# GIVEN EXERCISE
Output every line below exactly.

# Extracted records
● ● ●
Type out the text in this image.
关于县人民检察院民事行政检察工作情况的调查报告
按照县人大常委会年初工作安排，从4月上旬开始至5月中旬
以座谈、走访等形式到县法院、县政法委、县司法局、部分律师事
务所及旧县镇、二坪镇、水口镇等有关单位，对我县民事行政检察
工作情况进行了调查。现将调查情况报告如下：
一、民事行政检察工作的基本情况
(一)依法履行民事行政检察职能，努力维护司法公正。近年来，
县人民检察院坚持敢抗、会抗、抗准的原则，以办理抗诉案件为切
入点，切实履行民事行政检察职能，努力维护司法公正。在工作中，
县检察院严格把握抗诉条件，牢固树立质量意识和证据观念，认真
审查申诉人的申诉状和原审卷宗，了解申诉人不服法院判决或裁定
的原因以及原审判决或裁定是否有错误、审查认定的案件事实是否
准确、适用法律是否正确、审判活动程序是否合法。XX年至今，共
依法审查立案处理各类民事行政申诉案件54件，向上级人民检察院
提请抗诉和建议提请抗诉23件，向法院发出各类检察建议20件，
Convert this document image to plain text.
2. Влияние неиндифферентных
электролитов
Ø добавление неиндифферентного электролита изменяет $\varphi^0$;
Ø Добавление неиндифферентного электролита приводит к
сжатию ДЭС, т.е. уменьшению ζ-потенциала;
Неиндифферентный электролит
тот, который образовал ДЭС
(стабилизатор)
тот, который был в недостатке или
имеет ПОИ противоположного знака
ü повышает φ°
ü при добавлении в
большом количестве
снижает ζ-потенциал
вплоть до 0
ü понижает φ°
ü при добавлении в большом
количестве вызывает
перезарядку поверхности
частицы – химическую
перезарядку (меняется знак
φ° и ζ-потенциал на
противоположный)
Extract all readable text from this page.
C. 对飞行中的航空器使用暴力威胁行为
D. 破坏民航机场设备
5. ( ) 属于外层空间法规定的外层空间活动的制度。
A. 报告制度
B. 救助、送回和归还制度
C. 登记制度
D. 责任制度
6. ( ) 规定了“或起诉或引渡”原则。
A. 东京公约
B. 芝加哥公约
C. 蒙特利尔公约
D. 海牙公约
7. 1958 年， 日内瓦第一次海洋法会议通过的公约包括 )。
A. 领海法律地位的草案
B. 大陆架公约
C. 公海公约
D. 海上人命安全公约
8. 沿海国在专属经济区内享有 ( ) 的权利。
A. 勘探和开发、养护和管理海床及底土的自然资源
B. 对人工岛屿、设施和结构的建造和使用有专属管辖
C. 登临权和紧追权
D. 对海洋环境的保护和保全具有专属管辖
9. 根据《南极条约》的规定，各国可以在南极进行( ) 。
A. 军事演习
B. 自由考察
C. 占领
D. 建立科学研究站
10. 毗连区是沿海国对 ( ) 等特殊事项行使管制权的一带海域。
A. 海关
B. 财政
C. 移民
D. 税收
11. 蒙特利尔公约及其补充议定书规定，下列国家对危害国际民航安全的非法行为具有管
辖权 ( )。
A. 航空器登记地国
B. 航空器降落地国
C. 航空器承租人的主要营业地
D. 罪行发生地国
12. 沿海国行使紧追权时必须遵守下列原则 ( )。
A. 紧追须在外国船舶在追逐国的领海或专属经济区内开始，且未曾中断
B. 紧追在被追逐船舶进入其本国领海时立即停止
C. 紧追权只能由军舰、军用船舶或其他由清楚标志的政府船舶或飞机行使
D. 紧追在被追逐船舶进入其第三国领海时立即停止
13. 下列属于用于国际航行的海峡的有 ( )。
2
● ● ●
# THE RESPONSE
Type out the text in this image.
关于县人民检察院民事行政检察工作情况的调查报告
按照县人大常委会年初工作安排，从4月上旬开始至5月中旬
以座谈、走访等形式到县法院、县政法委、县司法局、部分律师事
务所及旧县镇、二坪镇、水口镇等有关单位，对我县民事行政检察
工作情况进行了调查。现将调查情况报告如下：
一、民事行政检察工作的基本情况
(一)依法履行民事行政检察职能，努力维护司法公正。近年来，
县人民检察院坚持敢抗、会抗、抗准的原则，以办理抗诉案件为切
入点，切实履行民事行政检察职能，努力维护司法公正。在工作中，
县检察院严格把握抗诉条件，牢固树立质量意识和证据观念，认真
审查申诉人的申诉状和原审卷宗，了解申诉人不服法院判决或裁定
的原因以及原审判决或裁定是否有错误、审查认定的案件事实是否
准确、适用法律是否正确、审判活动程序是否合法。XX年至今，共
依法审查立案处理各类民事行政申诉案件54件，向上级人民检察院
提请抗诉和建议提请抗诉23件，向法院发出各类检察建议20件，
Convert this document image to plain text.
2. Влияние неиндифферентных
электролитов
Ø добавление неиндифферентного электролита изменяет $\varphi^0$;
Ø Добавление неиндифферентного электролита приводит к
сжатию ДЭС, т.е. уменьшению ζ-потенциала;
Неиндифферентный электролит
тот, который образовал ДЭС
(стабилизатор)
тот, который был в недостатке или
имеет ПОИ противоположного знака
ü повышает φ°
ü при добавлении в
большом количестве
снижает ζ-потенциал
вплоть до 0
ü понижает φ°
ü при добавлении в большом
количестве вызывает
перезарядку поверхности
частицы – химическую
перезарядку (меняется знак
φ° и ζ-потенциал на
противоположный)
Extract all readable text from this page.
C. 对飞行中的航空器使用暴力威胁行为
D. 破坏民航机场设备
5. ( ) 属于外层空间法规定的外层空间活动的制度。
A. 报告制度
B. 救助、送回和归还制度
C. 登记制度
D. 责任制度
6. ( ) 规定了“或起诉或引渡”原则。
A. 东京公约
B. 芝加哥公约
C. 蒙特利尔公约
D. 海牙公约
7. 1958 年， 日内瓦第一次海洋法会议通过的公约包括 )。
A. 领海法律地位的草案
B. 大陆架公约
C. 公海公约
D. 海上人命安全公约
8. 沿海国在专属经济区内享有 ( ) 的权利。
A. 勘探和开发、养护和管理海床及底土的自然资源
B. 对人工岛屿、设施和结构的建造和使用有专属管辖
C. 登临权和紧追权
D. 对海洋环境的保护和保全具有专属管辖
9. 根据《南极条约》的规定，各国可以在南极进行( ) 。
A. 军事演习
B. 自由考察
C. 占领
D. 建立科学研究站
10. 毗连区是沿海国对 ( ) 等特殊事项行使管制权的一带海域。
A. 海关
B. 财政
C. 移民
D. 税收
11. 蒙特利尔公约及其补充议定书规定，下列国家对危害国际民航安全的非法行为具有管
辖权 ( )。
A. 航空器登记地国
B. 航空器降落地国
C. 航空器承租人的主要营业地
D. 罪行发生地国
12. 沿海国行使紧追权时必须遵守下列原则 ( )。
A. 紧追须在外国船舶在追逐国的领海或专属经济区内开始，且未曾中断
B. 紧追在被追逐船舶进入其本国领海时立即停止
C. 紧追权只能由军舰、军用船舶或其他由清楚标志的政府船舶或飞机行使
D. 紧追在被追逐船舶进入其第三国领海时立即停止
13. 下列属于用于国际航行的海峡的有 ( )。
2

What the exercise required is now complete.